## EXERCISE DIRECTIONS
Read through the entries below and return each line with the word "Operations".

(Records excerpted from a collection)
....
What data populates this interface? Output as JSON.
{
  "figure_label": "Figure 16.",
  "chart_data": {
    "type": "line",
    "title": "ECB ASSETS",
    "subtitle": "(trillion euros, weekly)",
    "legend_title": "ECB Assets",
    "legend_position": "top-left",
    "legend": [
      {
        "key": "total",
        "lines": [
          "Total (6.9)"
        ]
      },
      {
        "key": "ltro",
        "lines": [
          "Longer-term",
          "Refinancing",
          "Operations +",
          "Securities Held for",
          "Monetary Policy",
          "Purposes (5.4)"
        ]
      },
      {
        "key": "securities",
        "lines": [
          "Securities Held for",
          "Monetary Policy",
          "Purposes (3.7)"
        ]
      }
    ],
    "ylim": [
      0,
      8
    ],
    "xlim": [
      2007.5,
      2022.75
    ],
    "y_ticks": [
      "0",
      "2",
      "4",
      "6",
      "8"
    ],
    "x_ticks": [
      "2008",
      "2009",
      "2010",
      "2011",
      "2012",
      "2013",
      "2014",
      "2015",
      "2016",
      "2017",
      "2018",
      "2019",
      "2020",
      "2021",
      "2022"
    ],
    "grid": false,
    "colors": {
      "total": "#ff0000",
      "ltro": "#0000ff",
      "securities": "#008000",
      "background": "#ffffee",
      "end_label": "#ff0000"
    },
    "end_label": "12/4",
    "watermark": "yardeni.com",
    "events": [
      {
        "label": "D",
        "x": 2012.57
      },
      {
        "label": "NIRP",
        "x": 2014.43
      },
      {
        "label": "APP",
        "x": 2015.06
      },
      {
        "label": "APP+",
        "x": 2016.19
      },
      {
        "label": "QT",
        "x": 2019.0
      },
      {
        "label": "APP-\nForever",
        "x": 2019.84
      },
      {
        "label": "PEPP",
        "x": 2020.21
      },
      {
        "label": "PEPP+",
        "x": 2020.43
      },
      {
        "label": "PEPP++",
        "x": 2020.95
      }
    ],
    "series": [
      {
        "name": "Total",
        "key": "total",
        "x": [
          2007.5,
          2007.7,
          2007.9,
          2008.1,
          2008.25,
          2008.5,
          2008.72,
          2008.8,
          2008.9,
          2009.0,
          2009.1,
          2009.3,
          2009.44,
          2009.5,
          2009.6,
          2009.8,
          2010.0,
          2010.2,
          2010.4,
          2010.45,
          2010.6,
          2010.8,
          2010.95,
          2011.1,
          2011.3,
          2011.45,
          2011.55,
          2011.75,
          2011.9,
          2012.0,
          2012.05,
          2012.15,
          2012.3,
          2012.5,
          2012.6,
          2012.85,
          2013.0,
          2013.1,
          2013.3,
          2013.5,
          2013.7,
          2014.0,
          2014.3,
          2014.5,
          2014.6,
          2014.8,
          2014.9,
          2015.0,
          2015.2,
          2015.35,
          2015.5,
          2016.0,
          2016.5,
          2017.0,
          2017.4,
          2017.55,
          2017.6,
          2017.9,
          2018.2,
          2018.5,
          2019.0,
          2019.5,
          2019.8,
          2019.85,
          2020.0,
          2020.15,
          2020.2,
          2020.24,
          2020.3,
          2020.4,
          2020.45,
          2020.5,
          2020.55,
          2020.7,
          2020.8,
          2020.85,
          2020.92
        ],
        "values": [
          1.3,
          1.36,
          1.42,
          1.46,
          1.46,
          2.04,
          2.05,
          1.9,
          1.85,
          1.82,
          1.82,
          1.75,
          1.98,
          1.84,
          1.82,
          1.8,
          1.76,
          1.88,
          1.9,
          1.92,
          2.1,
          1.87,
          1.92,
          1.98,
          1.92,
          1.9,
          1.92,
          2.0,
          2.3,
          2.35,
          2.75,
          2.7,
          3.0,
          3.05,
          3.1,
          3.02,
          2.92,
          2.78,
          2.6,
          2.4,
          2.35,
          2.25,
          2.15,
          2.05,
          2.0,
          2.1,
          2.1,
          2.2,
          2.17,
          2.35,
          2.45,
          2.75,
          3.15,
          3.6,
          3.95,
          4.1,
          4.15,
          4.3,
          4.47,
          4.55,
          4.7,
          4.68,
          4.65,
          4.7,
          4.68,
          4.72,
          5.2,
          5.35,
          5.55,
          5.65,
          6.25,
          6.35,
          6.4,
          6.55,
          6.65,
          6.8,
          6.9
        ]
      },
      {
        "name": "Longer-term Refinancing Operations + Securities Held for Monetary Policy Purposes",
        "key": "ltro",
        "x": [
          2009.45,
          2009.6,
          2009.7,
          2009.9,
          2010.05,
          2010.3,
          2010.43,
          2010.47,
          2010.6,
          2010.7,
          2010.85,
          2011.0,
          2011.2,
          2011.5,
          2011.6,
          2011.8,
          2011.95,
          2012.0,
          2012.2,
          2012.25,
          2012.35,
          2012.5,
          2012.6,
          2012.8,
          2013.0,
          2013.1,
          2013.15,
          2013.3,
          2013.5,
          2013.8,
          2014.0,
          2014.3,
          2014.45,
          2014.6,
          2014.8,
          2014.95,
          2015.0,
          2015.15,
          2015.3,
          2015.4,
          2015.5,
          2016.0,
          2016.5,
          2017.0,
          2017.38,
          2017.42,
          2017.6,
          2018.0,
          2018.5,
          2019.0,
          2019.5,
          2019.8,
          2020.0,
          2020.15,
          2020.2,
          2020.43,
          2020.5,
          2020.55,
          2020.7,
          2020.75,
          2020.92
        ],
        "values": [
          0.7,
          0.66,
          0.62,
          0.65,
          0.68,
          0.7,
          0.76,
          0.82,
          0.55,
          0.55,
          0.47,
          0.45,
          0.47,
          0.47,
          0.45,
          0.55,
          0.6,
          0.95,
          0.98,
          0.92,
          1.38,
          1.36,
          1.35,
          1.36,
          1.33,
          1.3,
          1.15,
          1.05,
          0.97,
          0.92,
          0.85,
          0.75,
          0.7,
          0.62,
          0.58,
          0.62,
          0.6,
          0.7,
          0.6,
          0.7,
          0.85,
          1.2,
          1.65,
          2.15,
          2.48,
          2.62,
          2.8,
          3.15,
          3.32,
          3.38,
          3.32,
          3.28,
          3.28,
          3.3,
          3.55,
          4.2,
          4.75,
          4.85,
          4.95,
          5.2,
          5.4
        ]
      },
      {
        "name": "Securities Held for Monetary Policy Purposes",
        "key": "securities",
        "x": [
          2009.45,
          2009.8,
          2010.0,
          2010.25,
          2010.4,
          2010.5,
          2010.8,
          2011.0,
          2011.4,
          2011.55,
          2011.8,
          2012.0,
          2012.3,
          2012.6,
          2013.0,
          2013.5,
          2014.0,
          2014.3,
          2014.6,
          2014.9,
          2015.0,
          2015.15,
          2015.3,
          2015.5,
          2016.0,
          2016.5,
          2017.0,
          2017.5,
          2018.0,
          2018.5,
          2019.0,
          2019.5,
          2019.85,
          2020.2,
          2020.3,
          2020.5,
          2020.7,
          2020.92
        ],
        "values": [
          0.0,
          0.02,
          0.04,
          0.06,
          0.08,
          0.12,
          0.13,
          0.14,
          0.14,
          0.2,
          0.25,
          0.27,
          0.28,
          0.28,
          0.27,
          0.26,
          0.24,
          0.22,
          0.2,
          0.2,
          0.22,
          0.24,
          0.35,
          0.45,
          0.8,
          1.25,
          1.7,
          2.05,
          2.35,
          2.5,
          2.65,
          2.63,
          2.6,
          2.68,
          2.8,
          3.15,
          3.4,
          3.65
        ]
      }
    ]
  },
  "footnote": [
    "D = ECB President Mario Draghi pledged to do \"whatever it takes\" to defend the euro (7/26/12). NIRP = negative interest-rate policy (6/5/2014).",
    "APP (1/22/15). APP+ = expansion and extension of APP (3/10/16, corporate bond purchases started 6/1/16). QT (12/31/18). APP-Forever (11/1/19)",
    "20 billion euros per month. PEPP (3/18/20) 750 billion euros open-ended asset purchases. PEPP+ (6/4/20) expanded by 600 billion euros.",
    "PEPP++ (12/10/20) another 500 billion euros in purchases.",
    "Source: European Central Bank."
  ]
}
....
## FULL SOLUTION
          "Operations +",
        "name": "Longer-term Refinancing Operations + Securities Held for Monetary Policy Purposes",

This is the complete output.